## WHAT THE TASK REQUIRES
Report only the number of lines in this material that include the string "label".

— Start of INFORMATION SHOWN —

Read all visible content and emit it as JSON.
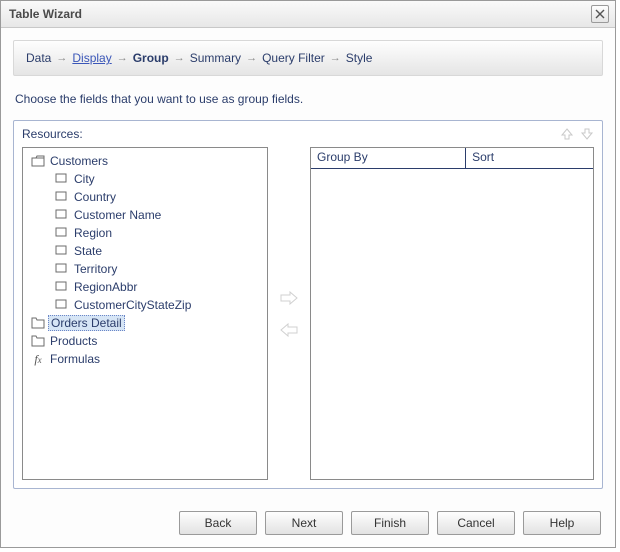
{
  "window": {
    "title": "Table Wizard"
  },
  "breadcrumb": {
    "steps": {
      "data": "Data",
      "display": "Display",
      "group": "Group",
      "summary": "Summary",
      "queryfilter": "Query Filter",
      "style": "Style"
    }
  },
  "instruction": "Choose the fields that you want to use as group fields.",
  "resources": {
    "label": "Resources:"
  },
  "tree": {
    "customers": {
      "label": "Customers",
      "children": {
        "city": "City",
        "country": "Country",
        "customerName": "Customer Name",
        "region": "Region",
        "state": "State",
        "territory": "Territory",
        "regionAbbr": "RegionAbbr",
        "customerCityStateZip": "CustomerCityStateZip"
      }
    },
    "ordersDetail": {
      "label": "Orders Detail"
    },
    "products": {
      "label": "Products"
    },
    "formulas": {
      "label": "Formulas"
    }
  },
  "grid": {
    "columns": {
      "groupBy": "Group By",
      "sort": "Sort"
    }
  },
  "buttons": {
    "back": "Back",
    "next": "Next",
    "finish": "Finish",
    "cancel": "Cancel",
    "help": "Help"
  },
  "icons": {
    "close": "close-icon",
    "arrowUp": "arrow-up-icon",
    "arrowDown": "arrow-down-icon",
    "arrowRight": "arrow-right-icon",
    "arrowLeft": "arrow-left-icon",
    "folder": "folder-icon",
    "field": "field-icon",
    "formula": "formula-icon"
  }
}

— End of INFORMATION SHOWN —

## FULL SOLUTION
5